What needs to be done: Nothing in the data may be altered; the answer is a verbatim copy of it.
((
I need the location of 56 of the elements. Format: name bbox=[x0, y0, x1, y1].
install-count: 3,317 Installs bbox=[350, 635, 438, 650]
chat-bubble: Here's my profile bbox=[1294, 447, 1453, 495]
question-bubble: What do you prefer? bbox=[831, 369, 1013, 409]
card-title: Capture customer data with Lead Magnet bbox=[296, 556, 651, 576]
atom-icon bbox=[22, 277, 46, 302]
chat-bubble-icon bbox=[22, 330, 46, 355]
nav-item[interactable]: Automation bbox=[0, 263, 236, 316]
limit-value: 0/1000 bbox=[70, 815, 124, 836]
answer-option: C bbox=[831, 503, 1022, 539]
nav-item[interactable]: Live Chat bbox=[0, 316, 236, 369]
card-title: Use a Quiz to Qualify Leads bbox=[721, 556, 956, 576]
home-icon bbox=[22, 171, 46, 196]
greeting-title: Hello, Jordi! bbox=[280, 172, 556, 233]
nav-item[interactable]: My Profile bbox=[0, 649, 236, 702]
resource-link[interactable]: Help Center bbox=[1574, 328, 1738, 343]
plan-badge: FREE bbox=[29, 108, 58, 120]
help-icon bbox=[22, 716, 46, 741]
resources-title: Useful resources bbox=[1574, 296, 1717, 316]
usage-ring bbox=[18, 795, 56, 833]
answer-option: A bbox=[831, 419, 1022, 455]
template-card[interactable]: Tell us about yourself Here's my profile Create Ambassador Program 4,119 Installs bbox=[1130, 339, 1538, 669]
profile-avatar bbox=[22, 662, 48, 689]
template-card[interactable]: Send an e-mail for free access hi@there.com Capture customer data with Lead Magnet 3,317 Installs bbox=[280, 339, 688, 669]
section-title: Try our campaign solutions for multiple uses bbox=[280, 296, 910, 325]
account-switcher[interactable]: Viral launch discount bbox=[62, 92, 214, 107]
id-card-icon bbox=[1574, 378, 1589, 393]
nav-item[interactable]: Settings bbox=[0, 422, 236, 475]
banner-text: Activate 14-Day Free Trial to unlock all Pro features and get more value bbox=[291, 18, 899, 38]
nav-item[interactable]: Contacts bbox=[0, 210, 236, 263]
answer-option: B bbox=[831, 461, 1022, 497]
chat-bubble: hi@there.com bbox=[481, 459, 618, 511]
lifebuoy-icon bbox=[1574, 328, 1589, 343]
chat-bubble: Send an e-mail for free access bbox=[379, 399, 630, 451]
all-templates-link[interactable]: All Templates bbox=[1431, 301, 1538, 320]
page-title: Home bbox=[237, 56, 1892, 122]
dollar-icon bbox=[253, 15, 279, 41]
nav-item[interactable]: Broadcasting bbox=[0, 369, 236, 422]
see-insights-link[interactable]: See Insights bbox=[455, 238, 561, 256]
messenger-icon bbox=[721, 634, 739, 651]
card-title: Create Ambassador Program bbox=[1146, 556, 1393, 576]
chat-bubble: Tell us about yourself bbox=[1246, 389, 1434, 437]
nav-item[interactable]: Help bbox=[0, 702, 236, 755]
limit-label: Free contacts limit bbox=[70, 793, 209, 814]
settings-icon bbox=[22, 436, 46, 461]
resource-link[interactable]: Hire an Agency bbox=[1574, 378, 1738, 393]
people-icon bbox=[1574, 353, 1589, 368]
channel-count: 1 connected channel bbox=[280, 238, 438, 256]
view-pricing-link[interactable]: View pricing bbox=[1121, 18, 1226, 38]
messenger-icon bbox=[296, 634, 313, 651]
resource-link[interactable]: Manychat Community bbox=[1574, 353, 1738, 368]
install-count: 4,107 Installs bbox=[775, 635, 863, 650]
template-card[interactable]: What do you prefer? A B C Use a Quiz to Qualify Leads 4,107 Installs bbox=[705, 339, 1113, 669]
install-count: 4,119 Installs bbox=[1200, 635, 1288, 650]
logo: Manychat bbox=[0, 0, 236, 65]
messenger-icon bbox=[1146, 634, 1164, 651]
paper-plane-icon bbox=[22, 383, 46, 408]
))
Response:
I need the location of 56 of the elements. Format: name bbox=[x0, y0, x1, y1].
install-count: 3,317 Installs bbox=[350, 635, 438, 650]
chat-bubble: Here's my profile bbox=[1294, 447, 1453, 495]
question-bubble: What do you prefer? bbox=[831, 369, 1013, 409]
card-title: Capture customer data with Lead Magnet bbox=[296, 556, 651, 576]
atom-icon bbox=[22, 277, 46, 302]
chat-bubble-icon bbox=[22, 330, 46, 355]
nav-item[interactable]: Automation bbox=[0, 263, 236, 316]
limit-value: 0/1000 bbox=[70, 815, 124, 836]
answer-option: C bbox=[831, 503, 1022, 539]
nav-item[interactable]: Live Chat bbox=[0, 316, 236, 369]
card-title: Use a Quiz to Qualify Leads bbox=[721, 556, 956, 576]
home-icon bbox=[22, 171, 46, 196]
greeting-title: Hello, Jordi! bbox=[280, 172, 556, 233]
nav-item[interactable]: My Profile bbox=[0, 649, 236, 702]
resource-link[interactable]: Help Center bbox=[1574, 328, 1738, 343]
plan-badge: FREE bbox=[29, 108, 58, 120]
help-icon bbox=[22, 716, 46, 741]
resources-title: Useful resources bbox=[1574, 296, 1717, 316]
usage-ring bbox=[18, 795, 56, 833]
answer-option: A bbox=[831, 419, 1022, 455]
template-card[interactable]: Tell us about yourself Here's my profile Create Ambassador Program 4,119 Installs bbox=[1130, 339, 1538, 669]
profile-avatar bbox=[22, 662, 48, 689]
template-card[interactable]: Send an e-mail for free access hi@there.com Capture customer data with Lead Magnet 3,317 Installs bbox=[280, 339, 688, 669]
section-title: Try our campaign solutions for multiple uses bbox=[280, 296, 910, 325]
account-switcher[interactable]: Viral launch discount bbox=[62, 92, 214, 107]
id-card-icon bbox=[1574, 378, 1589, 393]
nav-item[interactable]: Settings bbox=[0, 422, 236, 475]
banner-text: Activate 14-Day Free Trial to unlock all Pro features and get more value bbox=[291, 18, 899, 38]
nav-item[interactable]: Contacts bbox=[0, 210, 236, 263]
answer-option: B bbox=[831, 461, 1022, 497]
chat-bubble: hi@there.com bbox=[481, 459, 618, 511]
lifebuoy-icon bbox=[1574, 328, 1589, 343]
chat-bubble: Send an e-mail for free access bbox=[379, 399, 630, 451]
all-templates-link[interactable]: All Templates bbox=[1431, 301, 1538, 320]
page-title: Home bbox=[237, 56, 1892, 122]
dollar-icon bbox=[253, 15, 279, 41]
nav-item[interactable]: Broadcasting bbox=[0, 369, 236, 422]
see-insights-link[interactable]: See Insights bbox=[455, 238, 561, 256]
messenger-icon bbox=[721, 634, 739, 651]
card-title: Create Ambassador Program bbox=[1146, 556, 1393, 576]
chat-bubble: Tell us about yourself bbox=[1246, 389, 1434, 437]
nav-item[interactable]: Help bbox=[0, 702, 236, 755]
limit-label: Free contacts limit bbox=[70, 793, 209, 814]
settings-icon bbox=[22, 436, 46, 461]
resource-link[interactable]: Hire an Agency bbox=[1574, 378, 1738, 393]
people-icon bbox=[1574, 353, 1589, 368]
channel-count: 1 connected channel bbox=[280, 238, 438, 256]
view-pricing-link[interactable]: View pricing bbox=[1121, 18, 1226, 38]
messenger-icon bbox=[296, 634, 313, 651]
resource-link[interactable]: Manychat Community bbox=[1574, 353, 1738, 368]
install-count: 4,107 Installs bbox=[775, 635, 863, 650]
template-card[interactable]: What do you prefer? A B C Use a Quiz to Qualify Leads 4,107 Installs bbox=[705, 339, 1113, 669]
install-count: 4,119 Installs bbox=[1200, 635, 1288, 650]
logo: Manychat bbox=[0, 0, 236, 65]
messenger-icon bbox=[1146, 634, 1164, 651]
paper-plane-icon bbox=[22, 383, 46, 408]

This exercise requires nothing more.